§ **PROVIDED RECORDS**
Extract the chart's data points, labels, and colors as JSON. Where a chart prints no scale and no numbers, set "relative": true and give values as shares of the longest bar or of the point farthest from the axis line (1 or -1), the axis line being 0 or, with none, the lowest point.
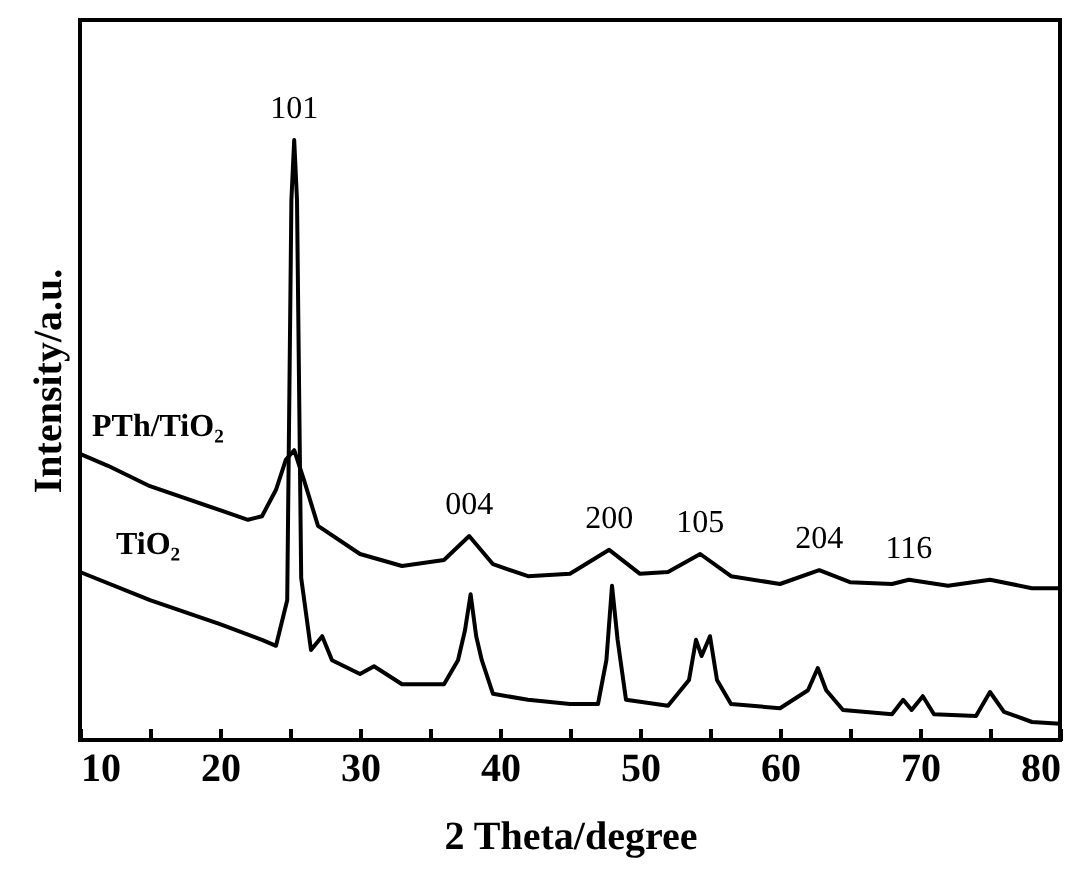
{
  "chart_data": {
    "type": "line",
    "relative": true,
    "xlabel": "2 Theta/degree",
    "ylabel": "Intensity/a.u.",
    "xlim": [
      10,
      80
    ],
    "xticks": [
      10,
      {
        "value": 15,
        "label": null
      },
      20,
      {
        "value": 25,
        "label": null
      },
      30,
      {
        "value": 35,
        "label": null
      },
      40,
      {
        "value": 45,
        "label": null
      },
      50,
      {
        "value": 55,
        "label": null
      },
      60,
      {
        "value": 65,
        "label": null
      },
      70,
      {
        "value": 75,
        "label": null
      },
      80
    ],
    "tick_labels": "x",
    "grid": false,
    "legend": false,
    "marker": "none",
    "line_style": "solid",
    "annotations": [
      {
        "text": "101",
        "x": 25.3,
        "y": 1.0
      },
      {
        "text": "004",
        "x": 37.8,
        "y": 0.34
      },
      {
        "text": "200",
        "x": 47.8,
        "y": 0.317
      },
      {
        "text": "105",
        "x": 54.3,
        "y": 0.31
      },
      {
        "text": "204",
        "x": 62.8,
        "y": 0.283
      },
      {
        "text": "116",
        "x": 69.2,
        "y": 0.267
      }
    ],
    "series": [
      {
        "name": "PTh/TiO₂",
        "color": "#000000",
        "x": [
          10,
          12,
          15,
          20,
          22,
          23,
          24,
          24.7,
          25.3,
          26,
          27,
          30,
          33,
          36,
          37.8,
          39.5,
          42,
          45,
          47.8,
          50,
          52,
          54.3,
          56.5,
          60,
          62.8,
          65,
          68,
          69.2,
          72,
          75,
          78,
          80
        ],
        "values": [
          0.477,
          0.457,
          0.423,
          0.383,
          0.367,
          0.373,
          0.417,
          0.467,
          0.483,
          0.433,
          0.357,
          0.31,
          0.29,
          0.3,
          0.34,
          0.293,
          0.273,
          0.277,
          0.317,
          0.277,
          0.28,
          0.31,
          0.273,
          0.26,
          0.283,
          0.263,
          0.26,
          0.267,
          0.257,
          0.267,
          0.253,
          0.253
        ]
      },
      {
        "name": "TiO₂",
        "color": "#000000",
        "x": [
          10,
          15,
          20,
          23,
          24,
          24.8,
          25.1,
          25.3,
          25.5,
          25.8,
          26.5,
          27.3,
          28,
          30,
          31,
          33,
          36,
          37,
          37.5,
          37.9,
          38.3,
          38.7,
          39.5,
          42,
          45,
          47,
          47.6,
          48,
          48.4,
          49,
          52,
          53.5,
          54,
          54.4,
          55,
          55.5,
          56.5,
          60,
          62,
          62.7,
          63.3,
          64.5,
          68,
          68.8,
          69.4,
          70.2,
          71,
          74,
          75,
          76,
          78,
          80
        ],
        "values": [
          0.28,
          0.233,
          0.193,
          0.167,
          0.157,
          0.233,
          0.9,
          1.0,
          0.9,
          0.27,
          0.15,
          0.173,
          0.133,
          0.11,
          0.123,
          0.093,
          0.093,
          0.133,
          0.183,
          0.243,
          0.173,
          0.133,
          0.077,
          0.067,
          0.06,
          0.06,
          0.133,
          0.257,
          0.167,
          0.067,
          0.057,
          0.1,
          0.167,
          0.14,
          0.173,
          0.1,
          0.06,
          0.053,
          0.083,
          0.12,
          0.083,
          0.05,
          0.043,
          0.067,
          0.05,
          0.073,
          0.043,
          0.04,
          0.08,
          0.047,
          0.03,
          0.027
        ]
      }
    ]
  }
}
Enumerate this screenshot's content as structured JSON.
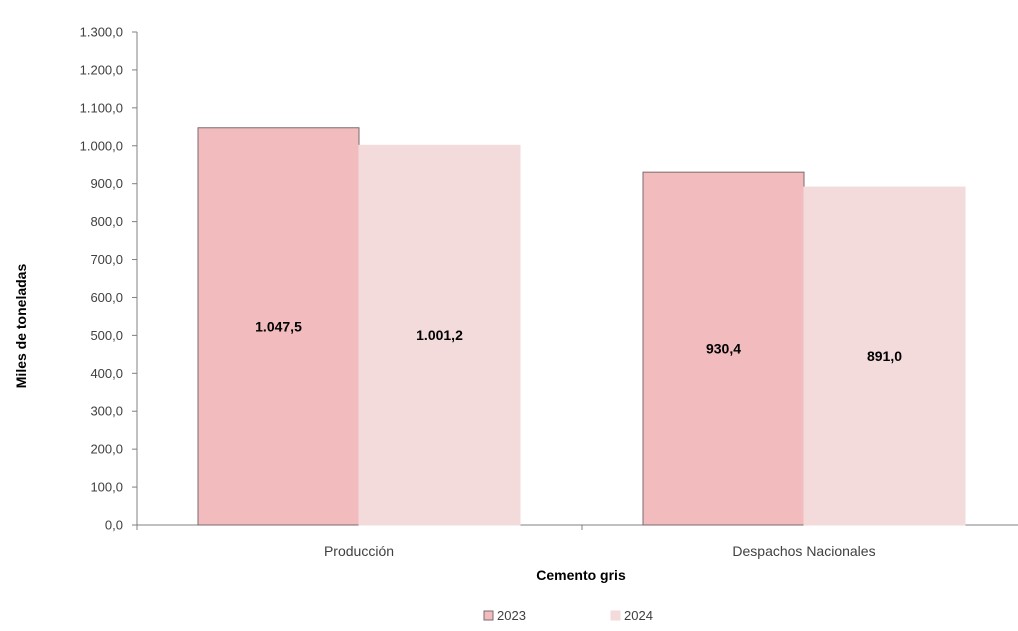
{
  "chart_data": {
    "type": "bar",
    "categories": [
      "Producción",
      "Despachos Nacionales"
    ],
    "series": [
      {
        "name": "2023",
        "values": [
          1047.5,
          930.4
        ],
        "labels": [
          "1.047,5",
          "930,4"
        ],
        "color": "#f2bcbf",
        "stroke": "#7a6a6c"
      },
      {
        "name": "2024",
        "values": [
          1001.2,
          891.0
        ],
        "labels": [
          "1.001,2",
          "891,0"
        ],
        "color": "#f3dadb",
        "stroke": "#f3dadb"
      }
    ],
    "xlabel": "Cemento gris",
    "ylabel": "Miles de toneladas",
    "ylim": [
      0,
      1300
    ],
    "ytick_step": 100,
    "yticks": [
      "0,0",
      "100,0",
      "200,0",
      "300,0",
      "400,0",
      "500,0",
      "600,0",
      "700,0",
      "800,0",
      "900,0",
      "1.000,0",
      "1.100,0",
      "1.200,0",
      "1.300,0"
    ],
    "grid": false,
    "legend_position": "bottom-center",
    "axis_color": "#808080"
  }
}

§ **PROBLEM TO WORK ON**
Quote all of the entries word for word, omitting any pictures.

§ **FULL ANSWER**
Extract the chart's data points, labels, and colors as JSON. Where a chart prints no scale and no numbers, set "relative": true and give values as shares of the longest bar or of the point farthest from the axis line (1 or -1), the axis line being 0 or, with none, the lowest point.
{
  "chart_data": {
    "type": "line",
    "relative": true,
    "xlabel": "2 Theta/degree",
    "ylabel": "Intensity/a.u.",
    "xlim": [
      10,
      80
    ],
    "xticks": [
      10,
      {
        "value": 15,
        "label": null
      },
      20,
      {
        "value": 25,
        "label": null
      },
      30,
      {
        "value": 35,
        "label": null
      },
      40,
      {
        "value": 45,
        "label": null
      },
      50,
      {
        "value": 55,
        "label": null
      },
      60,
      {
        "value": 65,
        "label": null
      },
      70,
      {
        "value": 75,
        "label": null
      },
      80
    ],
    "tick_labels": "x",
    "grid": false,
    "legend": false,
    "marker": "none",
    "line_style": "solid",
    "annotations": [
      {
        "text": "101",
        "x": 25.3,
        "y": 1.0
      },
      {
        "text": "004",
        "x": 37.8,
        "y": 0.34
      },
      {
        "text": "200",
        "x": 47.8,
        "y": 0.317
      },
      {
        "text": "105",
        "x": 54.3,
        "y": 0.31
      },
      {
        "text": "204",
        "x": 62.8,
        "y": 0.283
      },
      {
        "text": "116",
        "x": 69.2,
        "y": 0.267
      }
    ],
    "series": [
      {
        "name": "PTh/TiO₂",
        "color": "#000000",
        "x": [
          10,
          12,
          15,
          20,
          22,
          23,
          24,
          24.7,
          25.3,
          26,
          27,
          30,
          33,
          36,
          37.8,
          39.5,
          42,
          45,
          47.8,
          50,
          52,
          54.3,
          56.5,
          60,
          62.8,
          65,
          68,
          69.2,
          72,
          75,
          78,
          80
        ],
        "values": [
          0.477,
          0.457,
          0.423,
          0.383,
          0.367,
          0.373,
          0.417,
          0.467,
          0.483,
          0.433,
          0.357,
          0.31,
          0.29,
          0.3,
          0.34,
          0.293,
          0.273,
          0.277,
          0.317,
          0.277,
          0.28,
          0.31,
          0.273,
          0.26,
          0.283,
          0.263,
          0.26,
          0.267,
          0.257,
          0.267,
          0.253,
          0.253
        ]
      },
      {
        "name": "TiO₂",
        "color": "#000000",
        "x": [
          10,
          15,
          20,
          23,
          24,
          24.8,
          25.1,
          25.3,
          25.5,
          25.8,
          26.5,
          27.3,
          28,
          30,
          31,
          33,
          36,
          37,
          37.5,
          37.9,
          38.3,
          38.7,
          39.5,
          42,
          45,
          47,
          47.6,
          48,
          48.4,
          49,
          52,
          53.5,
          54,
          54.4,
          55,
          55.5,
          56.5,
          60,
          62,
          62.7,
          63.3,
          64.5,
          68,
          68.8,
          69.4,
          70.2,
          71,
          74,
          75,
          76,
          78,
          80
        ],
        "values": [
          0.28,
          0.233,
          0.193,
          0.167,
          0.157,
          0.233,
          0.9,
          1.0,
          0.9,
          0.27,
          0.15,
          0.173,
          0.133,
          0.11,
          0.123,
          0.093,
          0.093,
          0.133,
          0.183,
          0.243,
          0.173,
          0.133,
          0.077,
          0.067,
          0.06,
          0.06,
          0.133,
          0.257,
          0.167,
          0.067,
          0.057,
          0.1,
          0.167,
          0.14,
          0.173,
          0.1,
          0.06,
          0.053,
          0.083,
          0.12,
          0.083,
          0.05,
          0.043,
          0.067,
          0.05,
          0.073,
          0.043,
          0.04,
          0.08,
          0.047,
          0.03,
          0.027
        ]
      }
    ]
  }
}
Enumerate this screenshot's content as structured JSON.
{
  "chart_data": {
    "type": "bar",
    "categories": [
      "Producción",
      "Despachos Nacionales"
    ],
    "series": [
      {
        "name": "2023",
        "values": [
          1047.5,
          930.4
        ],
        "labels": [
          "1.047,5",
          "930,4"
        ],
        "color": "#f2bcbf",
        "stroke": "#7a6a6c"
      },
      {
        "name": "2024",
        "values": [
          1001.2,
          891.0
        ],
        "labels": [
          "1.001,2",
          "891,0"
        ],
        "color": "#f3dadb",
        "stroke": "#f3dadb"
      }
    ],
    "xlabel": "Cemento gris",
    "ylabel": "Miles de toneladas",
    "ylim": [
      0,
      1300
    ],
    "ytick_step": 100,
    "yticks": [
      "0,0",
      "100,0",
      "200,0",
      "300,0",
      "400,0",
      "500,0",
      "600,0",
      "700,0",
      "800,0",
      "900,0",
      "1.000,0",
      "1.100,0",
      "1.200,0",
      "1.300,0"
    ],
    "grid": false,
    "legend_position": "bottom-center",
    "axis_color": "#808080"
  }
}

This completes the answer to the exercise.